# What to do:
Write out each line of the listing as it stands, without the images.

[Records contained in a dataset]
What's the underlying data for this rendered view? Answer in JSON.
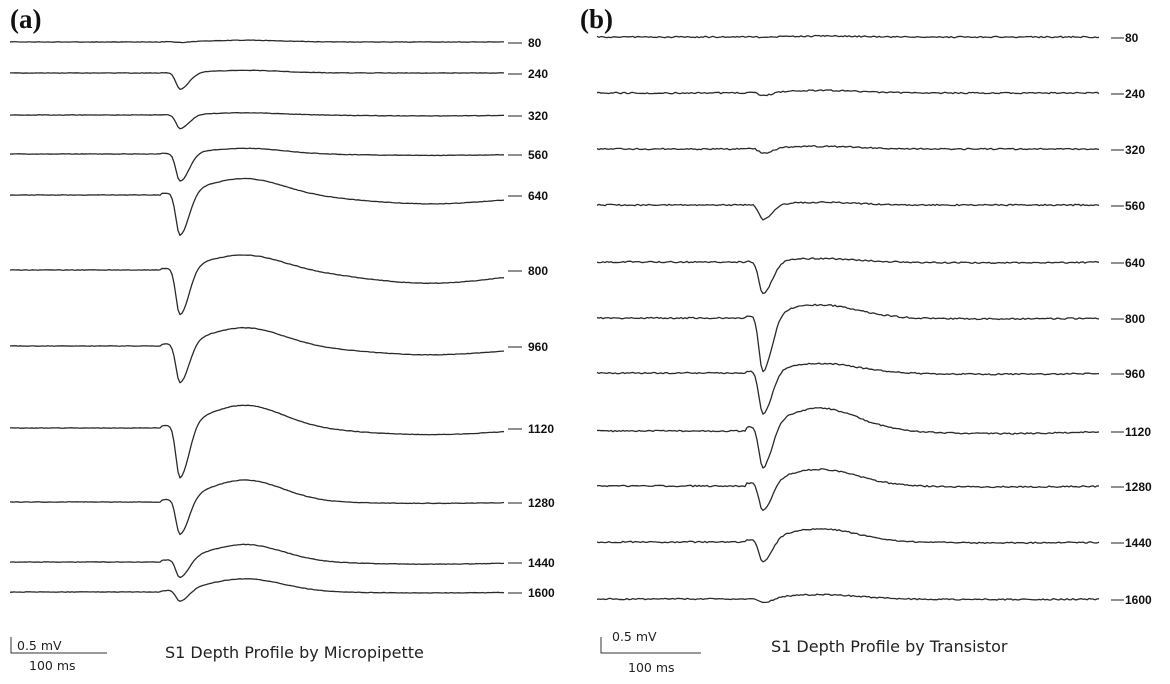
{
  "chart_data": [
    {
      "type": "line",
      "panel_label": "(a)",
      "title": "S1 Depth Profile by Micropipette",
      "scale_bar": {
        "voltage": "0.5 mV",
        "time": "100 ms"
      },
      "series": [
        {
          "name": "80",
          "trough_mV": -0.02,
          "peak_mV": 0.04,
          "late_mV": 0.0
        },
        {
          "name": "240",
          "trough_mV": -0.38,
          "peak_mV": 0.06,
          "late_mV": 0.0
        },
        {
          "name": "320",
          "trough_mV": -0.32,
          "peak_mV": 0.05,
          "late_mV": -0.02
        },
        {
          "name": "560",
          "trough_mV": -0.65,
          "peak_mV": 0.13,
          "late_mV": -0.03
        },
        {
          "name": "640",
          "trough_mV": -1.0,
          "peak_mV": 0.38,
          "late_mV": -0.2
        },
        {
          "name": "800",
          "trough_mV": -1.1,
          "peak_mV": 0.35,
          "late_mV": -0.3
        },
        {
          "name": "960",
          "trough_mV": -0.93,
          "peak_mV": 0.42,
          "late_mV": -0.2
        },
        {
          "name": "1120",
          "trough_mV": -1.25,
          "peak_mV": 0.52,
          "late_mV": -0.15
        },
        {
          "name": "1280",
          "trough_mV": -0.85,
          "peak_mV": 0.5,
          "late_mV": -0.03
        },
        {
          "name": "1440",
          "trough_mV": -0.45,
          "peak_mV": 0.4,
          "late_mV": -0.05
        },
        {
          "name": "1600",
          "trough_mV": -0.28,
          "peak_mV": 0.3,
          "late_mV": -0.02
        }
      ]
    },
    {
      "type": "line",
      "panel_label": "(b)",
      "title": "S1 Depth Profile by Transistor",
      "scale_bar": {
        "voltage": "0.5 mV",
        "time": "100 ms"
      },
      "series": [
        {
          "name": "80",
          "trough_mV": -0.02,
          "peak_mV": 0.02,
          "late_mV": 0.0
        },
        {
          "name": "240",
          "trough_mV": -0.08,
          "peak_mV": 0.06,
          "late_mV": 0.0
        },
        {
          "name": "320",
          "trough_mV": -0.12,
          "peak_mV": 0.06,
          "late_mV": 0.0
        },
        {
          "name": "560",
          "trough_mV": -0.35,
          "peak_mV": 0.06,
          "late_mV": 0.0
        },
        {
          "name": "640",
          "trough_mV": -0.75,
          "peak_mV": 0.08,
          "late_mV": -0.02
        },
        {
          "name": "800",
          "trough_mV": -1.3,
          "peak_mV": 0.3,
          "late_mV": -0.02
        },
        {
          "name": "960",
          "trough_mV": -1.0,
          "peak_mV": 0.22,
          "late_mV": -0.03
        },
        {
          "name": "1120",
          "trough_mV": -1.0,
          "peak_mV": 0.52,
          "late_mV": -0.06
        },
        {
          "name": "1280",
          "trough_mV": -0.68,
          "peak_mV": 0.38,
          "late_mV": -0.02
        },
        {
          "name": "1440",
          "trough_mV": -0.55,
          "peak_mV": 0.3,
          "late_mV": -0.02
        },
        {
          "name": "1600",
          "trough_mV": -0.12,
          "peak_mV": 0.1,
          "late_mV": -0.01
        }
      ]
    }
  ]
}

# Full output:
What's the underlying data for this rendered view? Answer in JSON.
{
  "chart_data": [
    {
      "type": "line",
      "panel_label": "(a)",
      "title": "S1 Depth Profile by Micropipette",
      "scale_bar": {
        "voltage": "0.5 mV",
        "time": "100 ms"
      },
      "series": [
        {
          "name": "80",
          "trough_mV": -0.02,
          "peak_mV": 0.04,
          "late_mV": 0.0
        },
        {
          "name": "240",
          "trough_mV": -0.38,
          "peak_mV": 0.06,
          "late_mV": 0.0
        },
        {
          "name": "320",
          "trough_mV": -0.32,
          "peak_mV": 0.05,
          "late_mV": -0.02
        },
        {
          "name": "560",
          "trough_mV": -0.65,
          "peak_mV": 0.13,
          "late_mV": -0.03
        },
        {
          "name": "640",
          "trough_mV": -1.0,
          "peak_mV": 0.38,
          "late_mV": -0.2
        },
        {
          "name": "800",
          "trough_mV": -1.1,
          "peak_mV": 0.35,
          "late_mV": -0.3
        },
        {
          "name": "960",
          "trough_mV": -0.93,
          "peak_mV": 0.42,
          "late_mV": -0.2
        },
        {
          "name": "1120",
          "trough_mV": -1.25,
          "peak_mV": 0.52,
          "late_mV": -0.15
        },
        {
          "name": "1280",
          "trough_mV": -0.85,
          "peak_mV": 0.5,
          "late_mV": -0.03
        },
        {
          "name": "1440",
          "trough_mV": -0.45,
          "peak_mV": 0.4,
          "late_mV": -0.05
        },
        {
          "name": "1600",
          "trough_mV": -0.28,
          "peak_mV": 0.3,
          "late_mV": -0.02
        }
      ]
    },
    {
      "type": "line",
      "panel_label": "(b)",
      "title": "S1 Depth Profile by Transistor",
      "scale_bar": {
        "voltage": "0.5 mV",
        "time": "100 ms"
      },
      "series": [
        {
          "name": "80",
          "trough_mV": -0.02,
          "peak_mV": 0.02,
          "late_mV": 0.0
        },
        {
          "name": "240",
          "trough_mV": -0.08,
          "peak_mV": 0.06,
          "late_mV": 0.0
        },
        {
          "name": "320",
          "trough_mV": -0.12,
          "peak_mV": 0.06,
          "late_mV": 0.0
        },
        {
          "name": "560",
          "trough_mV": -0.35,
          "peak_mV": 0.06,
          "late_mV": 0.0
        },
        {
          "name": "640",
          "trough_mV": -0.75,
          "peak_mV": 0.08,
          "late_mV": -0.02
        },
        {
          "name": "800",
          "trough_mV": -1.3,
          "peak_mV": 0.3,
          "late_mV": -0.02
        },
        {
          "name": "960",
          "trough_mV": -1.0,
          "peak_mV": 0.22,
          "late_mV": -0.03
        },
        {
          "name": "1120",
          "trough_mV": -1.0,
          "peak_mV": 0.52,
          "late_mV": -0.06
        },
        {
          "name": "1280",
          "trough_mV": -0.68,
          "peak_mV": 0.38,
          "late_mV": -0.02
        },
        {
          "name": "1440",
          "trough_mV": -0.55,
          "peak_mV": 0.3,
          "late_mV": -0.02
        },
        {
          "name": "1600",
          "trough_mV": -0.12,
          "peak_mV": 0.1,
          "late_mV": -0.01
        }
      ]
    }
  ]
}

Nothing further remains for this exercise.